== Task instructions ==
Repeat the lines below exactly as they appear, but leave out the images.

== Stored data ==

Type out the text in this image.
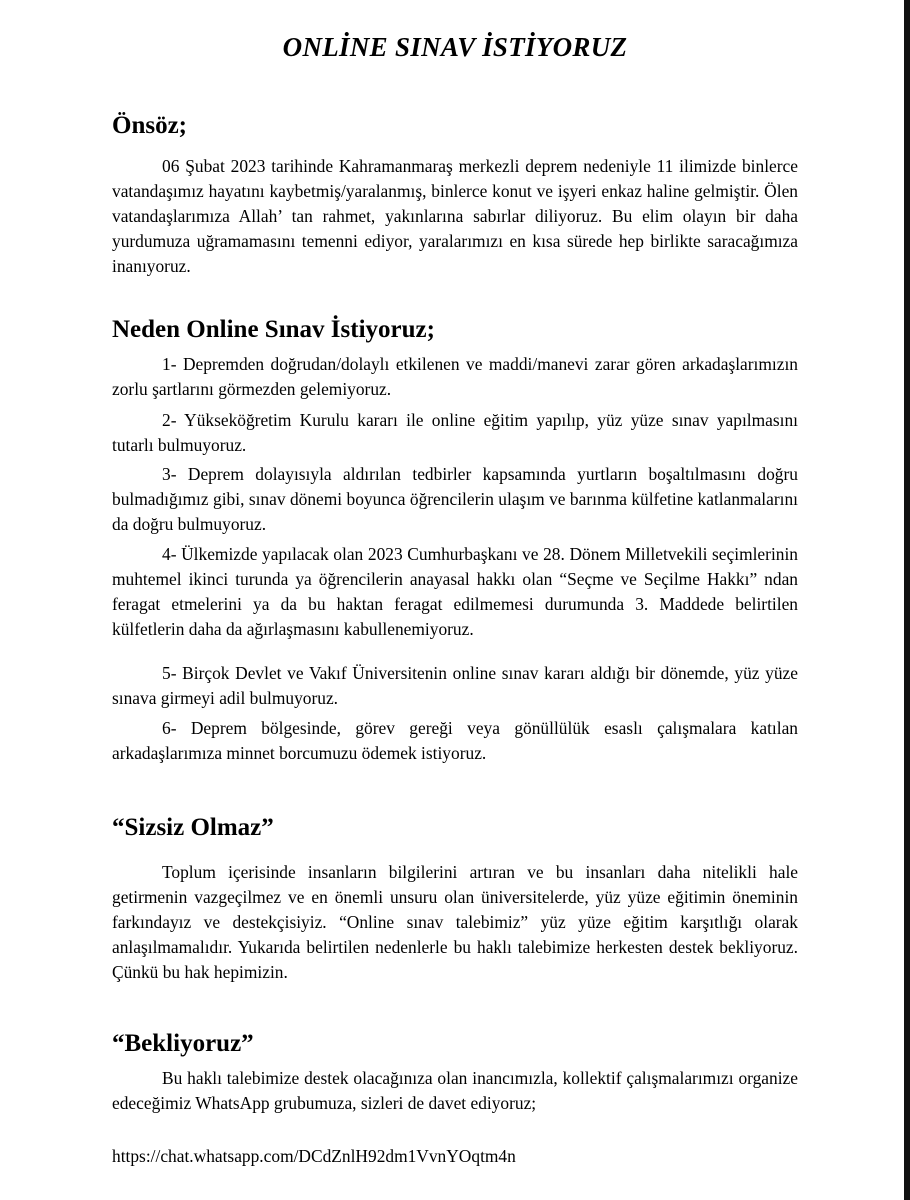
ONLİNE SINAV İSTİYORUZ
Önsöz;

06 Şubat 2023 tarihinde Kahramanmaraş merkezli deprem nedeniyle 11 ilimizde binlerce vatandaşımız hayatını kaybetmiş/yaralanmış, binlerce konut ve işyeri enkaz haline gelmiştir. Ölen vatandaşlarımıza Allah’ tan rahmet, yakınlarına sabırlar diliyoruz. Bu elim olayın bir daha yurdumuza uğramamasını temenni ediyor, yaralarımızı en kısa sürede hep birlikte saracağımıza inanıyoruz.

Neden Online Sınav İstiyoruz;

1- Depremden doğrudan/dolaylı etkilenen ve maddi/manevi zarar gören arkadaşlarımızın zorlu şartlarını görmezden gelemiyoruz.

2- Yükseköğretim Kurulu kararı ile online eğitim yapılıp, yüz yüze sınav yapılmasını tutarlı bulmuyoruz.

3- Deprem dolayısıyla aldırılan tedbirler kapsamında yurtların boşaltılmasını doğru bulmadığımız gibi, sınav dönemi boyunca öğrencilerin ulaşım ve barınma külfetine katlanmalarını da doğru bulmuyoruz.

4- Ülkemizde yapılacak olan 2023 Cumhurbaşkanı ve 28. Dönem Milletvekili seçimlerinin muhtemel ikinci turunda ya öğrencilerin anayasal hakkı olan “Seçme ve Seçilme Hakkı” ndan feragat etmelerini ya da bu haktan feragat edilmemesi durumunda 3. Maddede belirtilen külfetlerin daha da ağırlaşmasını kabullenemiyoruz.

5- Birçok Devlet ve Vakıf Üniversitenin online sınav kararı aldığı bir dönemde, yüz yüze sınava girmeyi adil bulmuyoruz.

6- Deprem bölgesinde, görev gereği veya gönüllülük esaslı çalışmalara katılan arkadaşlarımıza minnet borcumuzu ödemek istiyoruz.

“Sizsiz Olmaz”

Toplum içerisinde insanların bilgilerini artıran ve bu insanları daha nitelikli hale getirmenin vazgeçilmez ve en önemli unsuru olan üniversitelerde, yüz yüze eğitimin öneminin farkındayız ve destekçisiyiz. “Online sınav talebimiz” yüz yüze eğitim karşıtlığı olarak anlaşılmamalıdır. Yukarıda belirtilen nedenlerle bu haklı talebimize herkesten destek bekliyoruz. Çünkü bu hak hepimizin.

“Bekliyoruz”

Bu haklı talebimize destek olacağınıza olan inancımızla, kollektif çalışmalarımızı organize edeceğimiz WhatsApp grubumuza, sizleri de davet ediyoruz;

https://chat.whatsapp.com/DCdZnlH92dm1VvnYOqtm4n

== Completed exercise ==
Type out the text in this image.
ONLİNE SINAV İSTİYORUZ
Önsöz;

06 Şubat 2023 tarihinde Kahramanmaraş merkezli deprem nedeniyle 11 ilimizde binlerce vatandaşımız hayatını kaybetmiş/yaralanmış, binlerce konut ve işyeri enkaz haline gelmiştir. Ölen vatandaşlarımıza Allah’ tan rahmet, yakınlarına sabırlar diliyoruz. Bu elim olayın bir daha yurdumuza uğramamasını temenni ediyor, yaralarımızı en kısa sürede hep birlikte saracağımıza inanıyoruz.

Neden Online Sınav İstiyoruz;

1- Depremden doğrudan/dolaylı etkilenen ve maddi/manevi zarar gören arkadaşlarımızın zorlu şartlarını görmezden gelemiyoruz.

2- Yükseköğretim Kurulu kararı ile online eğitim yapılıp, yüz yüze sınav yapılmasını tutarlı bulmuyoruz.

3- Deprem dolayısıyla aldırılan tedbirler kapsamında yurtların boşaltılmasını doğru bulmadığımız gibi, sınav dönemi boyunca öğrencilerin ulaşım ve barınma külfetine katlanmalarını da doğru bulmuyoruz.

4- Ülkemizde yapılacak olan 2023 Cumhurbaşkanı ve 28. Dönem Milletvekili seçimlerinin muhtemel ikinci turunda ya öğrencilerin anayasal hakkı olan “Seçme ve Seçilme Hakkı” ndan feragat etmelerini ya da bu haktan feragat edilmemesi durumunda 3. Maddede belirtilen külfetlerin daha da ağırlaşmasını kabullenemiyoruz.

5- Birçok Devlet ve Vakıf Üniversitenin online sınav kararı aldığı bir dönemde, yüz yüze sınava girmeyi adil bulmuyoruz.

6- Deprem bölgesinde, görev gereği veya gönüllülük esaslı çalışmalara katılan arkadaşlarımıza minnet borcumuzu ödemek istiyoruz.

“Sizsiz Olmaz”

Toplum içerisinde insanların bilgilerini artıran ve bu insanları daha nitelikli hale getirmenin vazgeçilmez ve en önemli unsuru olan üniversitelerde, yüz yüze eğitimin öneminin farkındayız ve destekçisiyiz. “Online sınav talebimiz” yüz yüze eğitim karşıtlığı olarak anlaşılmamalıdır. Yukarıda belirtilen nedenlerle bu haklı talebimize herkesten destek bekliyoruz. Çünkü bu hak hepimizin.

“Bekliyoruz”

Bu haklı talebimize destek olacağınıza olan inancımızla, kollektif çalışmalarımızı organize edeceğimiz WhatsApp grubumuza, sizleri de davet ediyoruz;

https://chat.whatsapp.com/DCdZnlH92dm1VvnYOqtm4n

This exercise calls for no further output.